Aim: Leave out the pictures and repeat every record exactly.

================

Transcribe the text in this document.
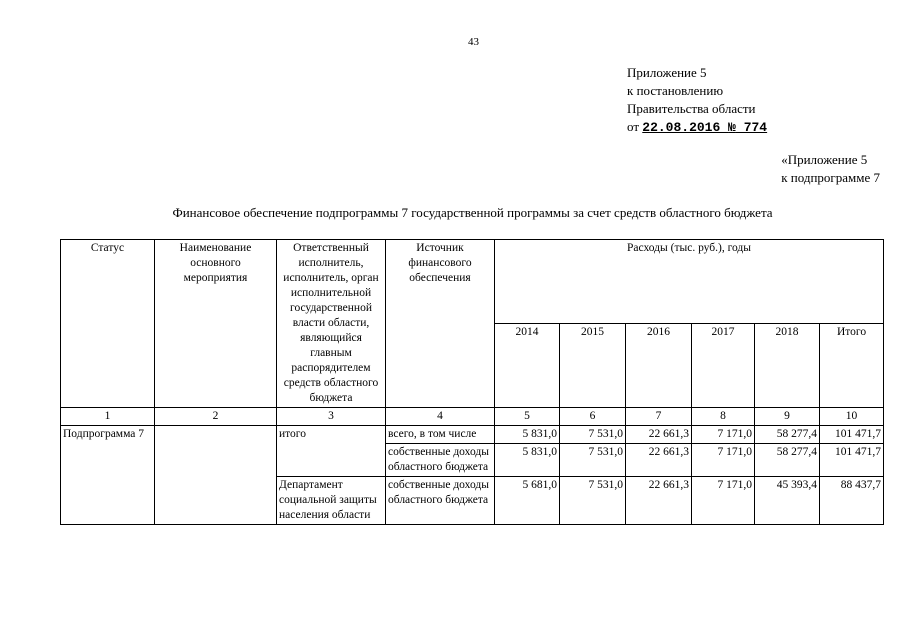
43
Приложение 5
к постановлению
Правительства области
от 22.08.2016 № 774
«Приложение 5
к подпрограмме 7
Финансовое обеспечение подпрограммы 7 государственной программы за счет средств областного бюджета
Статус	Наименование основного мероприятия	Ответственный исполнитель, исполнитель, орган исполнительной государственной власти области, являющийся главным распорядителем средств областного бюджета	Источник финансового обеспечения	Расходы (тыс. руб.), годы					
				2014	2015	2016	2017	2018	Итого
1	2	3	4	5	6	7	8	9	10
Подпрограмма 7		итого	всего, в том числе	5 831,0	7 531,0	22 661,3	7 171,0	58 277,4	101 471,7
			собственные доходы областного бюджета	5 831,0	7 531,0	22 661,3	7 171,0	58 277,4	101 471,7
		Департамент социальной защиты населения области	собственные доходы областного бюджета	5 681,0	7 531,0	22 661,3	7 171,0	45 393,4	88 437,7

================

Finished task:
Transcribe the text in this document.
43
Приложение 5
к постановлению
Правительства области
от 22.08.2016 № 774
«Приложение 5
к подпрограмме 7
Финансовое обеспечение подпрограммы 7 государственной программы за счет средств областного бюджета
Статус	Наименование основного мероприятия	Ответственный исполнитель, исполнитель, орган исполнительной государственной власти области, являющийся главным распорядителем средств областного бюджета	Источник финансового обеспечения	Расходы (тыс. руб.), годы					
				2014	2015	2016	2017	2018	Итого
1	2	3	4	5	6	7	8	9	10
Подпрограмма 7		итого	всего, в том числе	5 831,0	7 531,0	22 661,3	7 171,0	58 277,4	101 471,7
			собственные доходы областного бюджета	5 831,0	7 531,0	22 661,3	7 171,0	58 277,4	101 471,7
		Департамент социальной защиты населения области	собственные доходы областного бюджета	5 681,0	7 531,0	22 661,3	7 171,0	45 393,4	88 437,7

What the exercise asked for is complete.